>> Start MATERIAL
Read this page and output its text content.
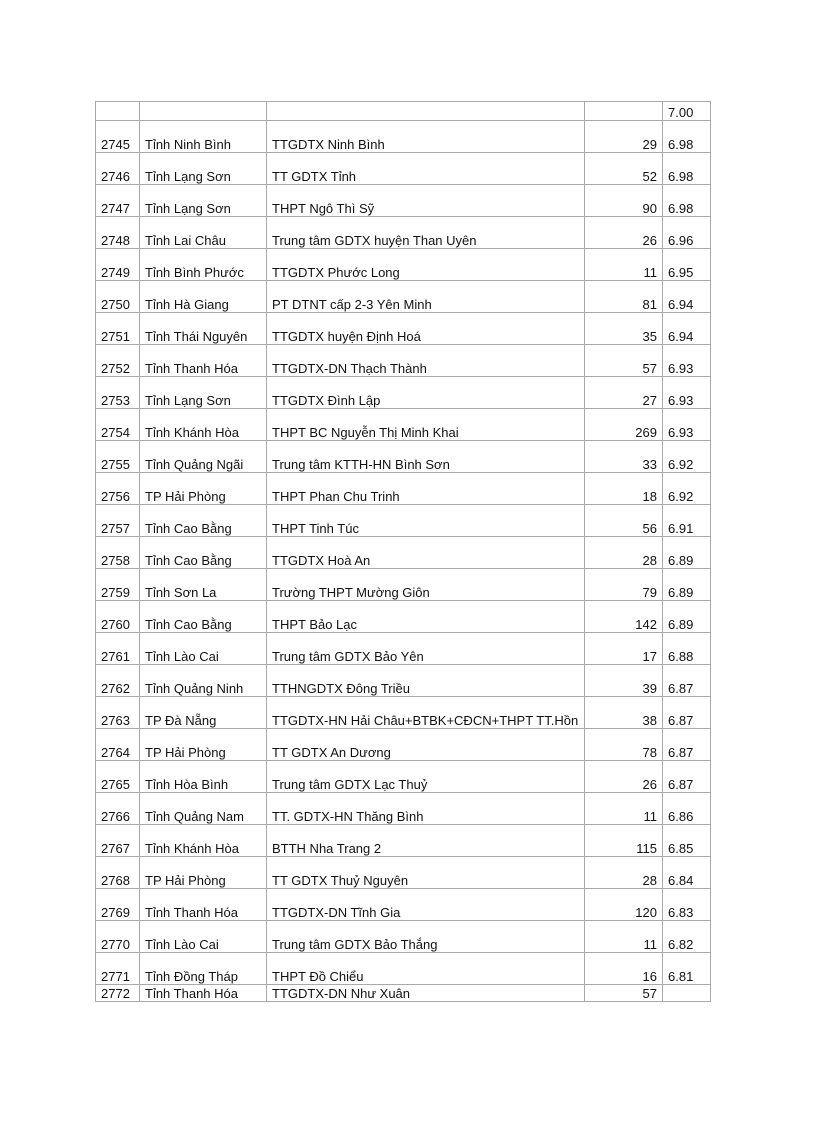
				7.00
2745	Tỉnh Ninh Bình	TTGDTX Ninh Bình	29	6.98
2746	Tỉnh Lạng Sơn	TT GDTX Tỉnh	52	6.98
2747	Tỉnh Lạng Sơn	THPT Ngô Thì Sỹ	90	6.98
2748	Tỉnh Lai Châu	Trung tâm GDTX huyện Than Uyên	26	6.96
2749	Tỉnh Bình Phước	TTGDTX Phước Long	11	6.95
2750	Tỉnh Hà Giang	PT DTNT cấp 2-3 Yên Minh	81	6.94
2751	Tỉnh Thái Nguyên	TTGDTX huyện Định Hoá	35	6.94
2752	Tỉnh Thanh Hóa	TTGDTX-DN Thạch Thành	57	6.93
2753	Tỉnh Lạng Sơn	TTGDTX Đình Lập	27	6.93
2754	Tỉnh Khánh Hòa	THPT BC Nguyễn Thị Minh Khai	269	6.93
2755	Tỉnh Quảng Ngãi	Trung tâm KTTH-HN Bình Sơn	33	6.92
2756	TP Hải Phòng	THPT Phan Chu Trinh	18	6.92
2757	Tỉnh Cao Bằng	THPT Tinh Túc	56	6.91
2758	Tỉnh Cao Bằng	TTGDTX Hoà An	28	6.89
2759	Tỉnh Sơn La	Trường THPT Mường Giôn	79	6.89
2760	Tỉnh Cao Bằng	THPT Bảo Lạc	142	6.89
2761	Tỉnh Lào Cai	Trung tâm GDTX Bảo Yên	17	6.88
2762	Tỉnh Quảng Ninh	TTHNGDTX Đông Triều	39	6.87
2763	TP Đà Nẵng	TTGDTX-HN Hải Châu+BTBK+CĐCN+THPT TT.Hồn	38	6.87
2764	TP Hải Phòng	TT GDTX An Dương	78	6.87
2765	Tỉnh Hòa Bình	Trung tâm GDTX Lạc Thuỷ	26	6.87
2766	Tỉnh Quảng Nam	TT. GDTX-HN Thăng Bình	11	6.86
2767	Tỉnh Khánh Hòa	BTTH Nha Trang 2	115	6.85
2768	TP Hải Phòng	TT GDTX Thuỷ Nguyên	28	6.84
2769	Tỉnh Thanh Hóa	TTGDTX-DN Tĩnh Gia	120	6.83
2770	Tỉnh Lào Cai	Trung tâm GDTX Bảo Thắng	11	6.82
2771	Tỉnh Đồng Tháp	THPT Đồ Chiểu	16	6.81
2772	Tỉnh Thanh Hóa	TTGDTX-DN Như Xuân	57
>> End MATERIAL
Copy out each line word for word, please, skipping the images.

Read this page and output its text content.
				7.00
2745	Tỉnh Ninh Bình	TTGDTX Ninh Bình	29	6.98
2746	Tỉnh Lạng Sơn	TT GDTX Tỉnh	52	6.98
2747	Tỉnh Lạng Sơn	THPT Ngô Thì Sỹ	90	6.98
2748	Tỉnh Lai Châu	Trung tâm GDTX huyện Than Uyên	26	6.96
2749	Tỉnh Bình Phước	TTGDTX Phước Long	11	6.95
2750	Tỉnh Hà Giang	PT DTNT cấp 2-3 Yên Minh	81	6.94
2751	Tỉnh Thái Nguyên	TTGDTX huyện Định Hoá	35	6.94
2752	Tỉnh Thanh Hóa	TTGDTX-DN Thạch Thành	57	6.93
2753	Tỉnh Lạng Sơn	TTGDTX Đình Lập	27	6.93
2754	Tỉnh Khánh Hòa	THPT BC Nguyễn Thị Minh Khai	269	6.93
2755	Tỉnh Quảng Ngãi	Trung tâm KTTH-HN Bình Sơn	33	6.92
2756	TP Hải Phòng	THPT Phan Chu Trinh	18	6.92
2757	Tỉnh Cao Bằng	THPT Tinh Túc	56	6.91
2758	Tỉnh Cao Bằng	TTGDTX Hoà An	28	6.89
2759	Tỉnh Sơn La	Trường THPT Mường Giôn	79	6.89
2760	Tỉnh Cao Bằng	THPT Bảo Lạc	142	6.89
2761	Tỉnh Lào Cai	Trung tâm GDTX Bảo Yên	17	6.88
2762	Tỉnh Quảng Ninh	TTHNGDTX Đông Triều	39	6.87
2763	TP Đà Nẵng	TTGDTX-HN Hải Châu+BTBK+CĐCN+THPT TT.Hồn	38	6.87
2764	TP Hải Phòng	TT GDTX An Dương	78	6.87
2765	Tỉnh Hòa Bình	Trung tâm GDTX Lạc Thuỷ	26	6.87
2766	Tỉnh Quảng Nam	TT. GDTX-HN Thăng Bình	11	6.86
2767	Tỉnh Khánh Hòa	BTTH Nha Trang 2	115	6.85
2768	TP Hải Phòng	TT GDTX Thuỷ Nguyên	28	6.84
2769	Tỉnh Thanh Hóa	TTGDTX-DN Tĩnh Gia	120	6.83
2770	Tỉnh Lào Cai	Trung tâm GDTX Bảo Thắng	11	6.82
2771	Tỉnh Đồng Tháp	THPT Đồ Chiểu	16	6.81
2772	Tỉnh Thanh Hóa	TTGDTX-DN Như Xuân	57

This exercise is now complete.